TASK DIRECTIONS:
Reproduce the data exactly.

Stored entries:
___

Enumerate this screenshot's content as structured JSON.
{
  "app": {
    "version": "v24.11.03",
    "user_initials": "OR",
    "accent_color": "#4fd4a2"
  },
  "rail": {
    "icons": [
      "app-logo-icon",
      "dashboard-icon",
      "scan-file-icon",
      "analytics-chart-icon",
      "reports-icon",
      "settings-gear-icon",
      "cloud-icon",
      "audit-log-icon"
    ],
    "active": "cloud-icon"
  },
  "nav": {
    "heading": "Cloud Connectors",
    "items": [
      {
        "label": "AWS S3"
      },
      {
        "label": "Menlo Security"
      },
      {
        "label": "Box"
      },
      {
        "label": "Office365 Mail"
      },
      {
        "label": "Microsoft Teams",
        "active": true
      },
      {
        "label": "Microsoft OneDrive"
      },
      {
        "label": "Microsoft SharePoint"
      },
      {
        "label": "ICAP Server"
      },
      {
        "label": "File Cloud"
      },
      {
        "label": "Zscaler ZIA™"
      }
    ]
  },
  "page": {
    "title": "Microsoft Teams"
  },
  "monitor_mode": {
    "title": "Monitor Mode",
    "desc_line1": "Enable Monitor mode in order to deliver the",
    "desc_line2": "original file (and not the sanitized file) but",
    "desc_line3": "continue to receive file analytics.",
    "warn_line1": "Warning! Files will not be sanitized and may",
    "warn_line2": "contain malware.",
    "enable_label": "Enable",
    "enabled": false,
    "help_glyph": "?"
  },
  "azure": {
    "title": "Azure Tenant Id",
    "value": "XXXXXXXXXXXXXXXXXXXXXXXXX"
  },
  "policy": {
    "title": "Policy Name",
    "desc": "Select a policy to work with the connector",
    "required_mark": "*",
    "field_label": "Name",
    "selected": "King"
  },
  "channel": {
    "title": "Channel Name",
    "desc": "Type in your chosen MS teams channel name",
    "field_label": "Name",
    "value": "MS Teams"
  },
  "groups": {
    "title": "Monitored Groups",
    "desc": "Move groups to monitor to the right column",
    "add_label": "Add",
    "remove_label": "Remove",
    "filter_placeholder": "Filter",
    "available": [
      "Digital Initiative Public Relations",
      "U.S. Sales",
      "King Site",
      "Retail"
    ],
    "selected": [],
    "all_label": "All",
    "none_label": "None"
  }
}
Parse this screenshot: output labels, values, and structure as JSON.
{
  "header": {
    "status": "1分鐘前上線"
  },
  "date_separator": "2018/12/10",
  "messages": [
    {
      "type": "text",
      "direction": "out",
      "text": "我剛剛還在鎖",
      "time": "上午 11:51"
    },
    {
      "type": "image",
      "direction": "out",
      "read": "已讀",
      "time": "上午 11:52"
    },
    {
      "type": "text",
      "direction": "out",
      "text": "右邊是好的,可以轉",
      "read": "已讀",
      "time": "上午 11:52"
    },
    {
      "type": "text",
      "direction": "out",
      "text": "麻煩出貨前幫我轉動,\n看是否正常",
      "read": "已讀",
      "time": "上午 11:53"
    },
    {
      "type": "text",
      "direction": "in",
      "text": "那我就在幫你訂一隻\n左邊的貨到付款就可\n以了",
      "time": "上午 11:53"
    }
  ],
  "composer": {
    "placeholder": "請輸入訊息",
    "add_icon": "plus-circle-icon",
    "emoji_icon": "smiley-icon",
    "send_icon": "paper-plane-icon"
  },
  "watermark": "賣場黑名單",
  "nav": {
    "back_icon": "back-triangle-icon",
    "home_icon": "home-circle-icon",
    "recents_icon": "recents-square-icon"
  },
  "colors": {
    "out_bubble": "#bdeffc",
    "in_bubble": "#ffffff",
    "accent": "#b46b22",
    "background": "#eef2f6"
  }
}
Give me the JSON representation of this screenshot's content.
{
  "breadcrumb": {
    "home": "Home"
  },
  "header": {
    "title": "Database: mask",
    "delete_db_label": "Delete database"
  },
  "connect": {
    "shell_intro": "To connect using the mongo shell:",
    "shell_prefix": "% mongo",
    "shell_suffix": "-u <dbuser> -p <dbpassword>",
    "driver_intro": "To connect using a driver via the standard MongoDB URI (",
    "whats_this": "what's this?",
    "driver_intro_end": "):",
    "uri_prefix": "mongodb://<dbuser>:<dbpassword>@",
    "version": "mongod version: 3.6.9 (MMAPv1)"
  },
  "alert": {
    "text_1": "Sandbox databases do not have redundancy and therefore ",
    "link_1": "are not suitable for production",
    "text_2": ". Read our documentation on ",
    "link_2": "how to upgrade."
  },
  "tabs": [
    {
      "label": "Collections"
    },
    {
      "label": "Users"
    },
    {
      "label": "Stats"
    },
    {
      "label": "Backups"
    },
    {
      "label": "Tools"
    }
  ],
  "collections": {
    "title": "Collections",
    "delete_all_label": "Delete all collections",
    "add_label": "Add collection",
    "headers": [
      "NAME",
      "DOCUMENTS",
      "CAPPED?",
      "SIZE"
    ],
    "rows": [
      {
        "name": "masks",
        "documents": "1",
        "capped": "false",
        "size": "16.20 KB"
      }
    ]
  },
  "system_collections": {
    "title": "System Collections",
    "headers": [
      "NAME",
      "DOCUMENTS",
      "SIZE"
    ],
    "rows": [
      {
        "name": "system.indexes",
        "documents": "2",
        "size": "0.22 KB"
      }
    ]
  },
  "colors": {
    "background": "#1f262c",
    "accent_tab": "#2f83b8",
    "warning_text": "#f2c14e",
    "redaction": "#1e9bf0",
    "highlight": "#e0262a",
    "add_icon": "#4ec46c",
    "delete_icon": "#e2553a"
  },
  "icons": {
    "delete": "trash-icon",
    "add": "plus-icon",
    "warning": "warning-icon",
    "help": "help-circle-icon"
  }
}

___

WORKED SOLUTION:
Enumerate this screenshot's content as structured JSON.
{
  "app": {
    "version": "v24.11.03",
    "user_initials": "OR",
    "accent_color": "#4fd4a2"
  },
  "rail": {
    "icons": [
      "app-logo-icon",
      "dashboard-icon",
      "scan-file-icon",
      "analytics-chart-icon",
      "reports-icon",
      "settings-gear-icon",
      "cloud-icon",
      "audit-log-icon"
    ],
    "active": "cloud-icon"
  },
  "nav": {
    "heading": "Cloud Connectors",
    "items": [
      {
        "label": "AWS S3"
      },
      {
        "label": "Menlo Security"
      },
      {
        "label": "Box"
      },
      {
        "label": "Office365 Mail"
      },
      {
        "label": "Microsoft Teams",
        "active": true
      },
      {
        "label": "Microsoft OneDrive"
      },
      {
        "label": "Microsoft SharePoint"
      },
      {
        "label": "ICAP Server"
      },
      {
        "label": "File Cloud"
      },
      {
        "label": "Zscaler ZIA™"
      }
    ]
  },
  "page": {
    "title": "Microsoft Teams"
  },
  "monitor_mode": {
    "title": "Monitor Mode",
    "desc_line1": "Enable Monitor mode in order to deliver the",
    "desc_line2": "original file (and not the sanitized file) but",
    "desc_line3": "continue to receive file analytics.",
    "warn_line1": "Warning! Files will not be sanitized and may",
    "warn_line2": "contain malware.",
    "enable_label": "Enable",
    "enabled": false,
    "help_glyph": "?"
  },
  "azure": {
    "title": "Azure Tenant Id",
    "value": "XXXXXXXXXXXXXXXXXXXXXXXXX"
  },
  "policy": {
    "title": "Policy Name",
    "desc": "Select a policy to work with the connector",
    "required_mark": "*",
    "field_label": "Name",
    "selected": "King"
  },
  "channel": {
    "title": "Channel Name",
    "desc": "Type in your chosen MS teams channel name",
    "field_label": "Name",
    "value": "MS Teams"
  },
  "groups": {
    "title": "Monitored Groups",
    "desc": "Move groups to monitor to the right column",
    "add_label": "Add",
    "remove_label": "Remove",
    "filter_placeholder": "Filter",
    "available": [
      "Digital Initiative Public Relations",
      "U.S. Sales",
      "King Site",
      "Retail"
    ],
    "selected": [],
    "all_label": "All",
    "none_label": "None"
  }
}
Parse this screenshot: output labels, values, and structure as JSON.
{
  "header": {
    "status": "1分鐘前上線"
  },
  "date_separator": "2018/12/10",
  "messages": [
    {
      "type": "text",
      "direction": "out",
      "text": "我剛剛還在鎖",
      "time": "上午 11:51"
    },
    {
      "type": "image",
      "direction": "out",
      "read": "已讀",
      "time": "上午 11:52"
    },
    {
      "type": "text",
      "direction": "out",
      "text": "右邊是好的,可以轉",
      "read": "已讀",
      "time": "上午 11:52"
    },
    {
      "type": "text",
      "direction": "out",
      "text": "麻煩出貨前幫我轉動,\n看是否正常",
      "read": "已讀",
      "time": "上午 11:53"
    },
    {
      "type": "text",
      "direction": "in",
      "text": "那我就在幫你訂一隻\n左邊的貨到付款就可\n以了",
      "time": "上午 11:53"
    }
  ],
  "composer": {
    "placeholder": "請輸入訊息",
    "add_icon": "plus-circle-icon",
    "emoji_icon": "smiley-icon",
    "send_icon": "paper-plane-icon"
  },
  "watermark": "賣場黑名單",
  "nav": {
    "back_icon": "back-triangle-icon",
    "home_icon": "home-circle-icon",
    "recents_icon": "recents-square-icon"
  },
  "colors": {
    "out_bubble": "#bdeffc",
    "in_bubble": "#ffffff",
    "accent": "#b46b22",
    "background": "#eef2f6"
  }
}
Give me the JSON representation of this screenshot's content.
{
  "breadcrumb": {
    "home": "Home"
  },
  "header": {
    "title": "Database: mask",
    "delete_db_label": "Delete database"
  },
  "connect": {
    "shell_intro": "To connect using the mongo shell:",
    "shell_prefix": "% mongo",
    "shell_suffix": "-u <dbuser> -p <dbpassword>",
    "driver_intro": "To connect using a driver via the standard MongoDB URI (",
    "whats_this": "what's this?",
    "driver_intro_end": "):",
    "uri_prefix": "mongodb://<dbuser>:<dbpassword>@",
    "version": "mongod version: 3.6.9 (MMAPv1)"
  },
  "alert": {
    "text_1": "Sandbox databases do not have redundancy and therefore ",
    "link_1": "are not suitable for production",
    "text_2": ". Read our documentation on ",
    "link_2": "how to upgrade."
  },
  "tabs": [
    {
      "label": "Collections"
    },
    {
      "label": "Users"
    },
    {
      "label": "Stats"
    },
    {
      "label": "Backups"
    },
    {
      "label": "Tools"
    }
  ],
  "collections": {
    "title": "Collections",
    "delete_all_label": "Delete all collections",
    "add_label": "Add collection",
    "headers": [
      "NAME",
      "DOCUMENTS",
      "CAPPED?",
      "SIZE"
    ],
    "rows": [
      {
        "name": "masks",
        "documents": "1",
        "capped": "false",
        "size": "16.20 KB"
      }
    ]
  },
  "system_collections": {
    "title": "System Collections",
    "headers": [
      "NAME",
      "DOCUMENTS",
      "SIZE"
    ],
    "rows": [
      {
        "name": "system.indexes",
        "documents": "2",
        "size": "0.22 KB"
      }
    ]
  },
  "colors": {
    "background": "#1f262c",
    "accent_tab": "#2f83b8",
    "warning_text": "#f2c14e",
    "redaction": "#1e9bf0",
    "highlight": "#e0262a",
    "add_icon": "#4ec46c",
    "delete_icon": "#e2553a"
  },
  "icons": {
    "delete": "trash-icon",
    "add": "plus-icon",
    "warning": "warning-icon",
    "help": "help-circle-icon"
  }
}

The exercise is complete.